Job –
Print out the material that follows word for word.

Given information –
^^^^^^^^
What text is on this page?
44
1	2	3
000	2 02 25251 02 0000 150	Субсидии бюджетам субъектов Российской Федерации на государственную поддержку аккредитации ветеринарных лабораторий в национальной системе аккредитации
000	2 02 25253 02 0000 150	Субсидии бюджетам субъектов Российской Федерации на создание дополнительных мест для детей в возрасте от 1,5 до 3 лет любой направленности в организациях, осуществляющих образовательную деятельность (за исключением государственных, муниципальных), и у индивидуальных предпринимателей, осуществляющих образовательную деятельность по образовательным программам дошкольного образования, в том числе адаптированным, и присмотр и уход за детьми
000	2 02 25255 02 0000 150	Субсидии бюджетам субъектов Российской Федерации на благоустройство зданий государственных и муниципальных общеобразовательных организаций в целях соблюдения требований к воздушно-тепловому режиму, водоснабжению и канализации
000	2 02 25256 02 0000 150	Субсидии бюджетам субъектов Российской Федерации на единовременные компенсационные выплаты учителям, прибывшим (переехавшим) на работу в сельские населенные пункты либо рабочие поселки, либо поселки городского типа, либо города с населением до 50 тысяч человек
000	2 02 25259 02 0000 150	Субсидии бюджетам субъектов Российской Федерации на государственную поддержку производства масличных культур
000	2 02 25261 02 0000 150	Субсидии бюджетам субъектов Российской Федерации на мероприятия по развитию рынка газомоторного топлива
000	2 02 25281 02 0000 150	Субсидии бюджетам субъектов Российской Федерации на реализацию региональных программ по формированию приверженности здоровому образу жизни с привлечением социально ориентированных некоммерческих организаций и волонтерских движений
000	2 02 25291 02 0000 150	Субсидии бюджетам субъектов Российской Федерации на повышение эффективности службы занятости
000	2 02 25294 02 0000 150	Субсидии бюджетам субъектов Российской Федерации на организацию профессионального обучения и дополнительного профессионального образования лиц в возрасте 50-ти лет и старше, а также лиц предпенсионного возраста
^^^^^^^^
Solution to this task –
What text is on this page?
44
1	2	3
000	2 02 25251 02 0000 150	Субсидии бюджетам субъектов Российской Федерации на государственную поддержку аккредитации ветеринарных лабораторий в национальной системе аккредитации
000	2 02 25253 02 0000 150	Субсидии бюджетам субъектов Российской Федерации на создание дополнительных мест для детей в возрасте от 1,5 до 3 лет любой направленности в организациях, осуществляющих образовательную деятельность (за исключением государственных, муниципальных), и у индивидуальных предпринимателей, осуществляющих образовательную деятельность по образовательным программам дошкольного образования, в том числе адаптированным, и присмотр и уход за детьми
000	2 02 25255 02 0000 150	Субсидии бюджетам субъектов Российской Федерации на благоустройство зданий государственных и муниципальных общеобразовательных организаций в целях соблюдения требований к воздушно-тепловому режиму, водоснабжению и канализации
000	2 02 25256 02 0000 150	Субсидии бюджетам субъектов Российской Федерации на единовременные компенсационные выплаты учителям, прибывшим (переехавшим) на работу в сельские населенные пункты либо рабочие поселки, либо поселки городского типа, либо города с населением до 50 тысяч человек
000	2 02 25259 02 0000 150	Субсидии бюджетам субъектов Российской Федерации на государственную поддержку производства масличных культур
000	2 02 25261 02 0000 150	Субсидии бюджетам субъектов Российской Федерации на мероприятия по развитию рынка газомоторного топлива
000	2 02 25281 02 0000 150	Субсидии бюджетам субъектов Российской Федерации на реализацию региональных программ по формированию приверженности здоровому образу жизни с привлечением социально ориентированных некоммерческих организаций и волонтерских движений
000	2 02 25291 02 0000 150	Субсидии бюджетам субъектов Российской Федерации на повышение эффективности службы занятости
000	2 02 25294 02 0000 150	Субсидии бюджетам субъектов Российской Федерации на организацию профессионального обучения и дополнительного профессионального образования лиц в возрасте 50-ти лет и старше, а также лиц предпенсионного возраста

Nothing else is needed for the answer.